- [Input for this task]:
···

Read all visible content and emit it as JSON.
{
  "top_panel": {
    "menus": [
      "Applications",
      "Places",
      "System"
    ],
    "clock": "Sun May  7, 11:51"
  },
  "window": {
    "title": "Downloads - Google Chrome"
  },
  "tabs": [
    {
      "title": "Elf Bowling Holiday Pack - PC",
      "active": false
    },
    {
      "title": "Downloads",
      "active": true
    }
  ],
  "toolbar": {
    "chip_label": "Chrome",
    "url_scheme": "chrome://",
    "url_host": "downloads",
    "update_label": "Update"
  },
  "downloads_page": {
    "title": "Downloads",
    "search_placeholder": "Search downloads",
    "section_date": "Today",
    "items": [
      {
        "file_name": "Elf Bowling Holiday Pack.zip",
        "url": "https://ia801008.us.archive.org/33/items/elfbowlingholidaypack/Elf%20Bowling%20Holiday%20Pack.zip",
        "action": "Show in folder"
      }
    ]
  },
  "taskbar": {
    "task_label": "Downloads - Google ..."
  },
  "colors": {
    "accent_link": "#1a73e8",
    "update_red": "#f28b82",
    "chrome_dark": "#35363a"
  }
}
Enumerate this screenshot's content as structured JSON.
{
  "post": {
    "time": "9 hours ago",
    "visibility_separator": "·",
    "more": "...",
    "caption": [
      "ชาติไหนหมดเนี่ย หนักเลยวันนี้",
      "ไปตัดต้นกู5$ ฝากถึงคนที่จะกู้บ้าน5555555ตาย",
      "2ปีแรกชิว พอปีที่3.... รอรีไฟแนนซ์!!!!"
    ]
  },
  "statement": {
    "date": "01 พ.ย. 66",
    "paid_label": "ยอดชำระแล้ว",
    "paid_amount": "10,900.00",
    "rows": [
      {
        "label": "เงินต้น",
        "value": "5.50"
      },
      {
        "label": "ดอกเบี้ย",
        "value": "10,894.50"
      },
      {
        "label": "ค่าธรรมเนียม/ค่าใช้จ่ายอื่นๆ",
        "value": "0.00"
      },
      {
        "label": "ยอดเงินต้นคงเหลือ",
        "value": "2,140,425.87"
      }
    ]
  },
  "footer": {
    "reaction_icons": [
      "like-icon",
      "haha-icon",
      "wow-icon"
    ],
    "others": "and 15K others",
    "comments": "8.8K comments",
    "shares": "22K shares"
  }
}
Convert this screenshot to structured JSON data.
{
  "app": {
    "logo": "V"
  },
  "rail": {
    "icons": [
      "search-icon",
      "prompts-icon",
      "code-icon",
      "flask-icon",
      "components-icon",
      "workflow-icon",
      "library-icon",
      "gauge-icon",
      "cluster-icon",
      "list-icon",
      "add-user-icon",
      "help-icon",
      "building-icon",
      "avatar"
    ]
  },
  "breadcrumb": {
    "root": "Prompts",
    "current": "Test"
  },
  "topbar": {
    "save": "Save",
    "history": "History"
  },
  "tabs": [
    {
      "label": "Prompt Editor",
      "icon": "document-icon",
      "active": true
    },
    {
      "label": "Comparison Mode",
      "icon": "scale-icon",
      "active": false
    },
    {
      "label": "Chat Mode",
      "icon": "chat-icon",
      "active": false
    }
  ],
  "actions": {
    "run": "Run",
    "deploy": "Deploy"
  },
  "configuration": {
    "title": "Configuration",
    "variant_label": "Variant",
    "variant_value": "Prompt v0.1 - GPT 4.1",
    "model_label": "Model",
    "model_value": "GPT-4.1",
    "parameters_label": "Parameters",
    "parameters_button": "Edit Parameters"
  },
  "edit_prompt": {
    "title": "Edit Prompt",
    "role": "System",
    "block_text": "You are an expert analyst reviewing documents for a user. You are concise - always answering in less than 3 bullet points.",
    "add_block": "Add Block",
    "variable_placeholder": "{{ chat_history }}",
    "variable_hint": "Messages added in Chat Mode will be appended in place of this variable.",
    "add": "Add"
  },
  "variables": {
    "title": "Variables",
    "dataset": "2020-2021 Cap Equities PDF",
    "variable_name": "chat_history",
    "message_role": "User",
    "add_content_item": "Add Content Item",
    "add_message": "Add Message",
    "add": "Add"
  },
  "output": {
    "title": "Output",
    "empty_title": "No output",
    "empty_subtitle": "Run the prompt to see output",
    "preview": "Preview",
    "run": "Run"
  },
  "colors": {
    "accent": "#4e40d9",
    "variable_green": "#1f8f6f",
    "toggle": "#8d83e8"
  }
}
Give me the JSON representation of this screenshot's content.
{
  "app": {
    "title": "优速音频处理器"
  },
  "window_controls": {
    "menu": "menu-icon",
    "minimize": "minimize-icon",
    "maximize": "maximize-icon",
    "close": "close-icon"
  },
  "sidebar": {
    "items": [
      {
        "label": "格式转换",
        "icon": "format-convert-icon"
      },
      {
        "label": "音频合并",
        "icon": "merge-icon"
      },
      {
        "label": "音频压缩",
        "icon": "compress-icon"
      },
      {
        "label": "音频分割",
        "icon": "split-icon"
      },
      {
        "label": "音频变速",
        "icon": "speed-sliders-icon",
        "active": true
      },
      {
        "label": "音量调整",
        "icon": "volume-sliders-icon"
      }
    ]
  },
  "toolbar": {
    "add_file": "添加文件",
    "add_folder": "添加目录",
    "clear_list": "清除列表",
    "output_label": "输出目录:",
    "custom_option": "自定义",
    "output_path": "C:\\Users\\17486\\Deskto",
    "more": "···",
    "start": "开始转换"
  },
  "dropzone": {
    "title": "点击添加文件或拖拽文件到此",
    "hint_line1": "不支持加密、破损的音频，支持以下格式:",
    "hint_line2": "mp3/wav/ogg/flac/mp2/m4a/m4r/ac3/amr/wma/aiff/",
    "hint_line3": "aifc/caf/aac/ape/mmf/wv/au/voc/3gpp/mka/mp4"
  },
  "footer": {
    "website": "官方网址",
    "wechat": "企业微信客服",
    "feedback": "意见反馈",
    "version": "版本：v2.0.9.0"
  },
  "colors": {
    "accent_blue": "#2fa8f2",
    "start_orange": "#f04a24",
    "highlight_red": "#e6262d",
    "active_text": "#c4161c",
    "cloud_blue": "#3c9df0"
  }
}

···

- [Work to be completed]:
Find the word "screenshot" in the data and copy out each line where it turns up.

- [Output for this exercise]:
Enumerate this screenshot's content as structured JSON.
Convert this screenshot to structured JSON data.
Give me the JSON representation of this screenshot's content.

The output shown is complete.